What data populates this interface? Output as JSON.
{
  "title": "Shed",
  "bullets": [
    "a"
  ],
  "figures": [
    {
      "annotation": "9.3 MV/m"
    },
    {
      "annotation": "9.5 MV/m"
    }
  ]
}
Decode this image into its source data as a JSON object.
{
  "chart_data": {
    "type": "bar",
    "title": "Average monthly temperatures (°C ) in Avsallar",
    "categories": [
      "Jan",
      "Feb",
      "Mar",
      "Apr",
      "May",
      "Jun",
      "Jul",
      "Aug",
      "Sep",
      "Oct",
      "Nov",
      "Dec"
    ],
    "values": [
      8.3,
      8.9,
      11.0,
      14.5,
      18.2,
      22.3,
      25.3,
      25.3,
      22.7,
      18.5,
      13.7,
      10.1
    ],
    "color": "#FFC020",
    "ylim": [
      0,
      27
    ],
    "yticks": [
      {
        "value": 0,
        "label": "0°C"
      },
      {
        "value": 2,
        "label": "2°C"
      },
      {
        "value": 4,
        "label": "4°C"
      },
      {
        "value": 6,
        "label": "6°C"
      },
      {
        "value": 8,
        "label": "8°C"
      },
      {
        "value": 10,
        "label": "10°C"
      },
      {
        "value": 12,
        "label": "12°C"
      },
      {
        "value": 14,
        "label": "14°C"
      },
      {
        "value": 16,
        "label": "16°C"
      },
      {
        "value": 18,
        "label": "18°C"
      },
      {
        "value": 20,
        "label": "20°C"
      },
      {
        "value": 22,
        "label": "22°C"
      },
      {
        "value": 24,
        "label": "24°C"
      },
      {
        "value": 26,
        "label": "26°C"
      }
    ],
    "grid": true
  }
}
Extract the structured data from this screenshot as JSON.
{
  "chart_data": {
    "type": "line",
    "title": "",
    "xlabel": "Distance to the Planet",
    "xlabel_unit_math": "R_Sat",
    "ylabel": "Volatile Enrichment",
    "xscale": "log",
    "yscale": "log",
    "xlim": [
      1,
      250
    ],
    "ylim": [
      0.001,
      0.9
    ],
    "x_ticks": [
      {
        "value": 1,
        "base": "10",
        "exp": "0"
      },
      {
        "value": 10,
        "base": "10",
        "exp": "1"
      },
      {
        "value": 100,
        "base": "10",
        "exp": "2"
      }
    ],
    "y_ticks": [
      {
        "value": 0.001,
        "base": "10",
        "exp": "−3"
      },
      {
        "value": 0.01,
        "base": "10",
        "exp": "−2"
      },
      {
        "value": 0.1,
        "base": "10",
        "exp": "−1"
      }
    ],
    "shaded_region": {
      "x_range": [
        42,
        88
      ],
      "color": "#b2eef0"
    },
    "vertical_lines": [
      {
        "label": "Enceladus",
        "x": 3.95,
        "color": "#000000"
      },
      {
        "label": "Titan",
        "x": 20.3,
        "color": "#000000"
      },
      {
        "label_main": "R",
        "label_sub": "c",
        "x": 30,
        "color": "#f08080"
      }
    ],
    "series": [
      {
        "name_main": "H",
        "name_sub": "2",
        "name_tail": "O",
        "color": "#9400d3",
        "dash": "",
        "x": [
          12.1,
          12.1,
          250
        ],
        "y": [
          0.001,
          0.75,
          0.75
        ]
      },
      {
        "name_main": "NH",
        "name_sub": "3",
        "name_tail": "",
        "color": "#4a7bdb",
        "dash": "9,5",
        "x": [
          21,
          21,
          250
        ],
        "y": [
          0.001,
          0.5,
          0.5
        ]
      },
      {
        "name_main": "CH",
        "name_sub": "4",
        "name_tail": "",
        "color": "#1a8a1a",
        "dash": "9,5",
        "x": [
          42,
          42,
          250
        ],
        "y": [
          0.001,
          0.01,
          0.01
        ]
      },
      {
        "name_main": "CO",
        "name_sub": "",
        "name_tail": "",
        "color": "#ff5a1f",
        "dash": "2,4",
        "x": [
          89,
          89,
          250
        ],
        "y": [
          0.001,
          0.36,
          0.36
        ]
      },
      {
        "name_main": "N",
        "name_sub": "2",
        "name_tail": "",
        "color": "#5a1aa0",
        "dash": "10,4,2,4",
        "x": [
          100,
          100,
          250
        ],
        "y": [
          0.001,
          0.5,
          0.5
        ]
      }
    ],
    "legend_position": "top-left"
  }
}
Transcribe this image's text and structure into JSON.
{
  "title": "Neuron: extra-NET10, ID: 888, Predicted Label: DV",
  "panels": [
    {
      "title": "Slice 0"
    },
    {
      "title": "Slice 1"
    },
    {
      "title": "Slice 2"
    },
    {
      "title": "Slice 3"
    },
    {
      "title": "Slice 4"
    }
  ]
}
▬▬▬
**WRITTEN REQUEST:** Copy the records above exactly.

**TASK SOLUTION:**
What data populates this interface? Output as JSON.
{
  "title": "Shed",
  "bullets": [
    "a"
  ],
  "figures": [
    {
      "annotation": "9.3 MV/m"
    },
    {
      "annotation": "9.5 MV/m"
    }
  ]
}
Decode this image into its source data as a JSON object.
{
  "chart_data": {
    "type": "bar",
    "title": "Average monthly temperatures (°C ) in Avsallar",
    "categories": [
      "Jan",
      "Feb",
      "Mar",
      "Apr",
      "May",
      "Jun",
      "Jul",
      "Aug",
      "Sep",
      "Oct",
      "Nov",
      "Dec"
    ],
    "values": [
      8.3,
      8.9,
      11.0,
      14.5,
      18.2,
      22.3,
      25.3,
      25.3,
      22.7,
      18.5,
      13.7,
      10.1
    ],
    "color": "#FFC020",
    "ylim": [
      0,
      27
    ],
    "yticks": [
      {
        "value": 0,
        "label": "0°C"
      },
      {
        "value": 2,
        "label": "2°C"
      },
      {
        "value": 4,
        "label": "4°C"
      },
      {
        "value": 6,
        "label": "6°C"
      },
      {
        "value": 8,
        "label": "8°C"
      },
      {
        "value": 10,
        "label": "10°C"
      },
      {
        "value": 12,
        "label": "12°C"
      },
      {
        "value": 14,
        "label": "14°C"
      },
      {
        "value": 16,
        "label": "16°C"
      },
      {
        "value": 18,
        "label": "18°C"
      },
      {
        "value": 20,
        "label": "20°C"
      },
      {
        "value": 22,
        "label": "22°C"
      },
      {
        "value": 24,
        "label": "24°C"
      },
      {
        "value": 26,
        "label": "26°C"
      }
    ],
    "grid": true
  }
}
Extract the structured data from this screenshot as JSON.
{
  "chart_data": {
    "type": "line",
    "title": "",
    "xlabel": "Distance to the Planet",
    "xlabel_unit_math": "R_Sat",
    "ylabel": "Volatile Enrichment",
    "xscale": "log",
    "yscale": "log",
    "xlim": [
      1,
      250
    ],
    "ylim": [
      0.001,
      0.9
    ],
    "x_ticks": [
      {
        "value": 1,
        "base": "10",
        "exp": "0"
      },
      {
        "value": 10,
        "base": "10",
        "exp": "1"
      },
      {
        "value": 100,
        "base": "10",
        "exp": "2"
      }
    ],
    "y_ticks": [
      {
        "value": 0.001,
        "base": "10",
        "exp": "−3"
      },
      {
        "value": 0.01,
        "base": "10",
        "exp": "−2"
      },
      {
        "value": 0.1,
        "base": "10",
        "exp": "−1"
      }
    ],
    "shaded_region": {
      "x_range": [
        42,
        88
      ],
      "color": "#b2eef0"
    },
    "vertical_lines": [
      {
        "label": "Enceladus",
        "x": 3.95,
        "color": "#000000"
      },
      {
        "label": "Titan",
        "x": 20.3,
        "color": "#000000"
      },
      {
        "label_main": "R",
        "label_sub": "c",
        "x": 30,
        "color": "#f08080"
      }
    ],
    "series": [
      {
        "name_main": "H",
        "name_sub": "2",
        "name_tail": "O",
        "color": "#9400d3",
        "dash": "",
        "x": [
          12.1,
          12.1,
          250
        ],
        "y": [
          0.001,
          0.75,
          0.75
        ]
      },
      {
        "name_main": "NH",
        "name_sub": "3",
        "name_tail": "",
        "color": "#4a7bdb",
        "dash": "9,5",
        "x": [
          21,
          21,
          250
        ],
        "y": [
          0.001,
          0.5,
          0.5
        ]
      },
      {
        "name_main": "CH",
        "name_sub": "4",
        "name_tail": "",
        "color": "#1a8a1a",
        "dash": "9,5",
        "x": [
          42,
          42,
          250
        ],
        "y": [
          0.001,
          0.01,
          0.01
        ]
      },
      {
        "name_main": "CO",
        "name_sub": "",
        "name_tail": "",
        "color": "#ff5a1f",
        "dash": "2,4",
        "x": [
          89,
          89,
          250
        ],
        "y": [
          0.001,
          0.36,
          0.36
        ]
      },
      {
        "name_main": "N",
        "name_sub": "2",
        "name_tail": "",
        "color": "#5a1aa0",
        "dash": "10,4,2,4",
        "x": [
          100,
          100,
          250
        ],
        "y": [
          0.001,
          0.5,
          0.5
        ]
      }
    ],
    "legend_position": "top-left"
  }
}
Transcribe this image's text and structure into JSON.
{
  "title": "Neuron: extra-NET10, ID: 888, Predicted Label: DV",
  "panels": [
    {
      "title": "Slice 0"
    },
    {
      "title": "Slice 1"
    },
    {
      "title": "Slice 2"
    },
    {
      "title": "Slice 3"
    },
    {
      "title": "Slice 4"
    }
  ]
}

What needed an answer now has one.